Отрывок документа:
--------------------------------

К ним она причисляет бедняков, стариков, Организацию освобождения Палестины, ИРА и честолюбивых женщин-политиков. Я наконец спрашиваю ее, почему так важно иметь больше женщин в палате общин? Это место действительно пользуется такой дурной репутацией?
Она признает, что в палате общин можно наблюдать поистине драматические моменты, такие как речь М. Тэтчер при уходе в отставку или нападки сэра Джеффри Хоу на Маргарет Тэтчер…
Или ниспровержение Джека Стро Майклом Говардом?
«Да-а-а, – начинает она и внезапно замолкает. – Ну, я там была не для этого», – говорит она дипломатично.
Но проблема с палатой общин в том, добавляет она, что в ней полно мужчин, похожих на перекормленных подростков, которые только и знают, что фыркают. «Второсортный контингент», – говорит она.
Женщины более разумны, говорит она. Они высказываются прямо. «Я не считаю, что в моральном плане женщины лучше мужчин. Но мы всегда в аутсайдерах, и поэтому мы не такие недостойные».
Но будут ли женщины всегда менее недостойными, чем мужчины? «О, думаю, если женщин продержать в институтах власти вместе с мужчинами лет 100, считая с данного момента, они приобретут те же нежелательные характеристики».
Так что, если вы пойдете своим путем, говорю я, мы все обречены пережить преобразование палаты общин из медвежьей ямы в умилительный семинар в финском стиле, на котором все сидят в кругу и стараются со всем соглашаться.
«Люди, подобные вам, вечно все искажают, поскольку вы приходите в ужас от понимания того, что женщины такие же умные, как и вы, – говорит она. – Успокойтесь!» – и смеется так, что эта идея кажется почти гениальной.
17 апреля 1995 г., The Daily TelegraphТони Бенн
Аааа. Я чуть из кожи не вылез. «Я шдесь», – раздается голос, и в воздухе чувствуется слабый запах табака. Я пугаюсь, потому что у моих ног из кирпичной кладки вырастает седая голова. Эти излюбленные карикатуристами глаза и трубка на протяжении всей моей жизни олицетворяли одни и те же идеи.
Как символично для Энтони Веджвуда Бенна жить не в доме на Холланд-Парк-авеню, а в подвальной квартире, что-то вроде того, как быть виконтом Стэнсгейтом, но отказаться от титула[300].
Он ведет меня в свой кабинет, полный предметов высоких некогда технологий, модель Биг-Бена в форме трубки, подарки от левых организаций и глубокое кресло. «Хотите чая или кофе?» – спросил он. Я посмотрел на подтянутую фигуру 71-летнего старика и подумал о миллионах выпитых чашек, кружек и пинт, которые, как утверждается, сохраняют жизненную силу, и о дубильных веществах, продубивших внутренности Бенна наподобие ацтекских снадобий.
Я прошу чай. Вскоре он возвращается с подносом и пускается, по сути дела, в разговор с самим собой.

--------------------------------

Выдержка из данных:

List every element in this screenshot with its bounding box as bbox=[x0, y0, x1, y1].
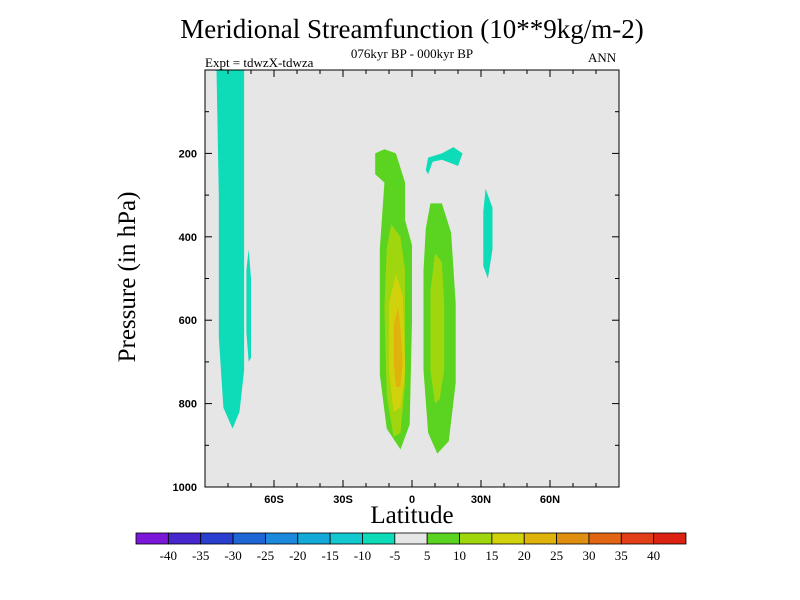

--------------------------------

Условие задания: Перепишите из отрывка документа фрагмент без изменений, начиная со слов «Она признает, что» и заканчивая словами «говорит она дипломатично.».

Результат:
Она признает, что в палате общин можно наблюдать поистине драматические моменты, такие как речь М. Тэтчер при уходе в отставку или нападки сэра Джеффри Хоу на Маргарет Тэтчер…
Или ниспровержение Джека Стро Майклом Говардом?
«Да-а-а, – начинает она и внезапно замолкает. – Ну, я там была не для этого», – говорит она дипломатично.